GIVEN EXERCISE ▸
Restate the data below word for word. Skip any images it contains.

[Dataset items]
━━━━━━━━━━━━━━━━━━━━━━━━━━━━━━
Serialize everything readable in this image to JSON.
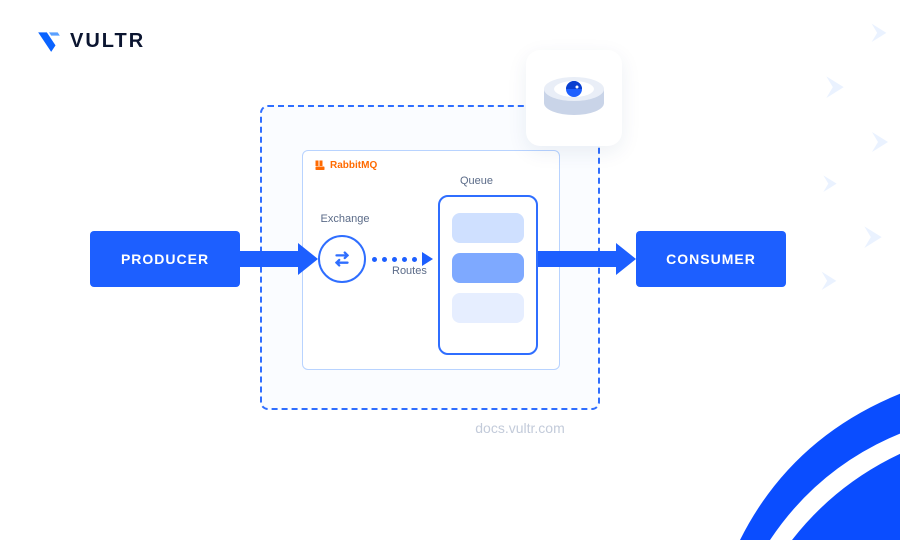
{
  "brand": {
    "name": "VULTR"
  },
  "producer": "PRODUCER",
  "consumer": "CONSUMER",
  "rabbitmq": "RabbitMQ",
  "exchange": "Exchange",
  "routes": "Routes",
  "queue": "Queue",
  "footer": "docs.vultr.com",
  "colors": {
    "primary": "#1d5fff",
    "arrow": "#1d5fff",
    "rabbitOrange": "#ff6a00",
    "muted": "#5b6b88",
    "pale": "#eaf2ff"
  },
  "diagram": {
    "flow": "PRODUCER → Exchange → (Routes) → Queue → CONSUMER",
    "broker": "RabbitMQ"
  }
}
━━━━━━━━━━━━━━━━━━━━━━━━━━━━━━
CORRECT RESPONSE ▸
Serialize everything readable in this image to JSON.
{
  "brand": {
    "name": "VULTR"
  },
  "producer": "PRODUCER",
  "consumer": "CONSUMER",
  "rabbitmq": "RabbitMQ",
  "exchange": "Exchange",
  "routes": "Routes",
  "queue": "Queue",
  "footer": "docs.vultr.com",
  "colors": {
    "primary": "#1d5fff",
    "arrow": "#1d5fff",
    "rabbitOrange": "#ff6a00",
    "muted": "#5b6b88",
    "pale": "#eaf2ff"
  },
  "diagram": {
    "flow": "PRODUCER → Exchange → (Routes) → Queue → CONSUMER",
    "broker": "RabbitMQ"
  }
}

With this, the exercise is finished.